- ARTICOLO:
NEW YORK Tutti vogliono e offrono appunti. Le commissioni della Camera e del Senato che stanno indagando sul Russiagate chiedono all'Fbi di consegnare gli appunti presi dall'ex direttore del Bureau durante gli incontri con Donald Trump. Da Mosca, Vladimir Putin, con un sorriso ironico, offre invece di consegnare agli inquirenti americani le note prese dal suo ministro degli esteri durante l'incontro con Trump dello scorso mercoledì. Appunti di diverso peso e affidabilità, che però contribuirebbero a chiarire se il presidente abbia nel primo caso commesso ostruzione della giustizia e nel secondo abbia tradito informazioni top-secret.

- RICHIESTA SCRITTA: Secondo l'articolo sul Russiagate, chi chiede all'Fbi di consegnare gli appunti presi dall'ex direttore del Bureau durante gli incontri con Donald Trump?

- DATI MOSTRATI:
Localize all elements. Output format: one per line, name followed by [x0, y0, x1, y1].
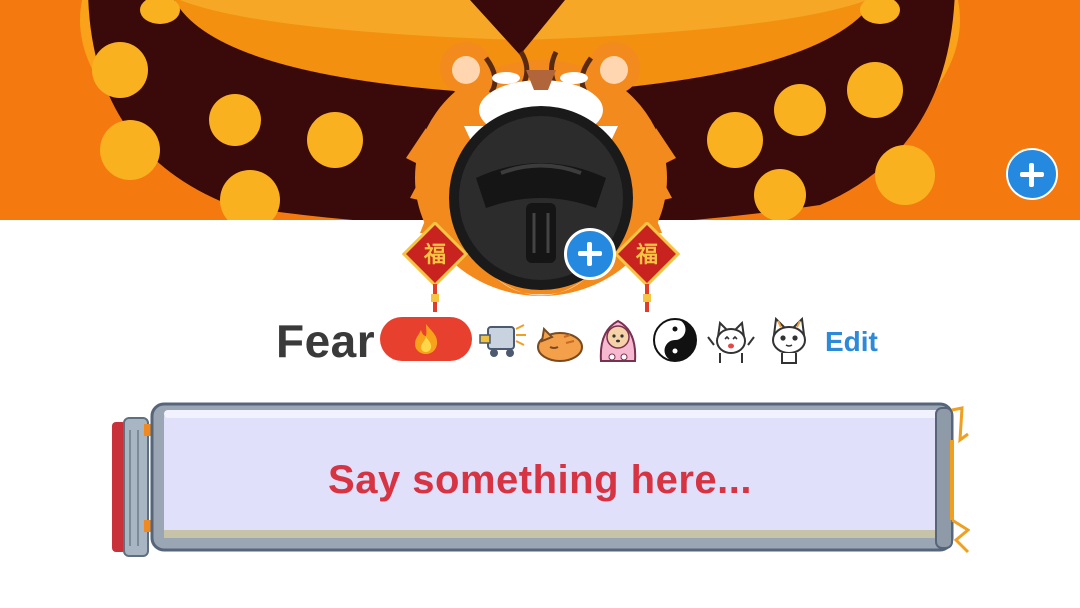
cover-add-button[interactable] — [1006, 148, 1058, 200]
profile-name: Fear — [276, 315, 376, 367]
lucky-charm-right: 福 — [612, 220, 682, 321]
thinking-cat-sticker-icon[interactable] — [764, 315, 814, 365]
status-input[interactable]: Say something here... — [110, 400, 970, 560]
cheering-cat-sticker-icon[interactable] — [706, 315, 756, 365]
lucky-charm-left: 福 — [400, 220, 470, 321]
yin-yang-cats-sticker-icon[interactable] — [650, 315, 700, 365]
edit-stickers-link[interactable]: Edit — [825, 326, 878, 358]
fire-badge[interactable] — [380, 317, 472, 361]
cart-sticker-icon[interactable] — [478, 315, 528, 365]
avatar-add-button[interactable] — [564, 228, 616, 280]
fire-icon — [415, 324, 438, 354]
shiba-blanket-sticker-icon[interactable] — [593, 315, 643, 365]
status-placeholder: Say something here... — [328, 458, 752, 502]
sleeping-cat-sticker-icon[interactable] — [534, 315, 584, 365]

- RISPOSTA COMPLETA: Le commissioni della Camera e del Senato che stanno indagando sul Russiagate.